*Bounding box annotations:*
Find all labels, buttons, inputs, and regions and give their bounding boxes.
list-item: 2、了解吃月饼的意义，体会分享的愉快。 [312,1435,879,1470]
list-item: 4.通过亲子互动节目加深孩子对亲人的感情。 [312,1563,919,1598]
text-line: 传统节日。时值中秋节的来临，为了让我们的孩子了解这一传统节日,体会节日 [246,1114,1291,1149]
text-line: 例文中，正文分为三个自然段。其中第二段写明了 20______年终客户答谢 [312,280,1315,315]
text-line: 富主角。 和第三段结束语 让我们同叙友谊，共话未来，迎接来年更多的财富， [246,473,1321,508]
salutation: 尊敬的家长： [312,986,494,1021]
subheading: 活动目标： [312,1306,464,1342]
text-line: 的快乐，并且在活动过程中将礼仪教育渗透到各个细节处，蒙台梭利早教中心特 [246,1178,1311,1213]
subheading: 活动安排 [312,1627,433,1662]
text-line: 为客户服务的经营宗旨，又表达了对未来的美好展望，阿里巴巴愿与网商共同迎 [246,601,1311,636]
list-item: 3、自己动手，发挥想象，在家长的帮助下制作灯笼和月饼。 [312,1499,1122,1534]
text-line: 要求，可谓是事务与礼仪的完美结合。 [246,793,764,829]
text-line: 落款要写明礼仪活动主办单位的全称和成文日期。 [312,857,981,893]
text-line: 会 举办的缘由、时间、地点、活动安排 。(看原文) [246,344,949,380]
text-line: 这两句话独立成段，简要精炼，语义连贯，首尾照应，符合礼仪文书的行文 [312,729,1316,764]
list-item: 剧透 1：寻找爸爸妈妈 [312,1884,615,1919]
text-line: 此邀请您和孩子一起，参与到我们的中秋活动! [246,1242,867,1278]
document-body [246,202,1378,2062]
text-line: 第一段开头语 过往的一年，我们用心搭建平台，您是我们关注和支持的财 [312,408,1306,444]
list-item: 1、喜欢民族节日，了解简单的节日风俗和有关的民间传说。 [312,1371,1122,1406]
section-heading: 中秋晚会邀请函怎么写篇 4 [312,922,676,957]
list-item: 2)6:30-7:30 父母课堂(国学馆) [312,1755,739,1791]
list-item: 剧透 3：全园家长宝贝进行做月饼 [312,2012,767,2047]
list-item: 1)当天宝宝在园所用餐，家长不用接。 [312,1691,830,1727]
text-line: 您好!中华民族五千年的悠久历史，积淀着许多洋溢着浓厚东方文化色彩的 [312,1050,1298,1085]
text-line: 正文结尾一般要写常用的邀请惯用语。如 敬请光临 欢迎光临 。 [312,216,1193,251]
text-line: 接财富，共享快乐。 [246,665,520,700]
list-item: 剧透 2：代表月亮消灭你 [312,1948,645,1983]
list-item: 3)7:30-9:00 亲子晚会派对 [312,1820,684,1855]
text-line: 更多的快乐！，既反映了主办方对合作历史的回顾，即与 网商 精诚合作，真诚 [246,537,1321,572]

*PROBLEM DESCRIPTION:* Please edit the rows so that each "list-item" becomes "bullet", and keep everything else the same.

*TASK RESPONSE:*
Find all labels, buttons, inputs, and regions and give their bounding boxes.
bullet: 2、了解吃月饼的意义，体会分享的愉快。 [312,1435,879,1470]
bullet: 4.通过亲子互动节目加深孩子对亲人的感情。 [312,1563,919,1598]
text-line: 传统节日。时值中秋节的来临，为了让我们的孩子了解这一传统节日,体会节日 [246,1114,1291,1149]
text-line: 例文中，正文分为三个自然段。其中第二段写明了 20______年终客户答谢 [312,280,1315,315]
text-line: 富主角。 和第三段结束语 让我们同叙友谊，共话未来，迎接来年更多的财富， [246,473,1321,508]
salutation: 尊敬的家长： [312,986,494,1021]
subheading: 活动目标： [312,1306,464,1342]
text-line: 的快乐，并且在活动过程中将礼仪教育渗透到各个细节处，蒙台梭利早教中心特 [246,1178,1311,1213]
subheading: 活动安排 [312,1627,433,1662]
text-line: 为客户服务的经营宗旨，又表达了对未来的美好展望，阿里巴巴愿与网商共同迎 [246,601,1311,636]
bullet: 3、自己动手，发挥想象，在家长的帮助下制作灯笼和月饼。 [312,1499,1122,1534]
text-line: 要求，可谓是事务与礼仪的完美结合。 [246,793,764,829]
text-line: 落款要写明礼仪活动主办单位的全称和成文日期。 [312,857,981,893]
text-line: 会 举办的缘由、时间、地点、活动安排 。(看原文) [246,344,949,380]
text-line: 这两句话独立成段，简要精炼，语义连贯，首尾照应，符合礼仪文书的行文 [312,729,1316,764]
bullet: 剧透 1：寻找爸爸妈妈 [312,1884,615,1919]
text-line: 此邀请您和孩子一起，参与到我们的中秋活动! [246,1242,867,1278]
document-body [246,202,1378,2062]
text-line: 第一段开头语 过往的一年，我们用心搭建平台，您是我们关注和支持的财 [312,408,1306,444]
bullet: 1、喜欢民族节日，了解简单的节日风俗和有关的民间传说。 [312,1371,1122,1406]
section-heading: 中秋晚会邀请函怎么写篇 4 [312,922,676,957]
bullet: 2)6:30-7:30 父母课堂(国学馆) [312,1755,739,1791]
bullet: 剧透 3：全园家长宝贝进行做月饼 [312,2012,767,2047]
bullet: 1)当天宝宝在园所用餐，家长不用接。 [312,1691,830,1727]
text-line: 您好!中华民族五千年的悠久历史，积淀着许多洋溢着浓厚东方文化色彩的 [312,1050,1298,1085]
text-line: 正文结尾一般要写常用的邀请惯用语。如 敬请光临 欢迎光临 。 [312,216,1193,251]
text-line: 接财富，共享快乐。 [246,665,520,700]
bullet: 剧透 2：代表月亮消灭你 [312,1948,645,1983]
bullet: 3)7:30-9:00 亲子晚会派对 [312,1820,684,1855]
text-line: 更多的快乐！，既反映了主办方对合作历史的回顾，即与 网商 精诚合作，真诚 [246,537,1321,572]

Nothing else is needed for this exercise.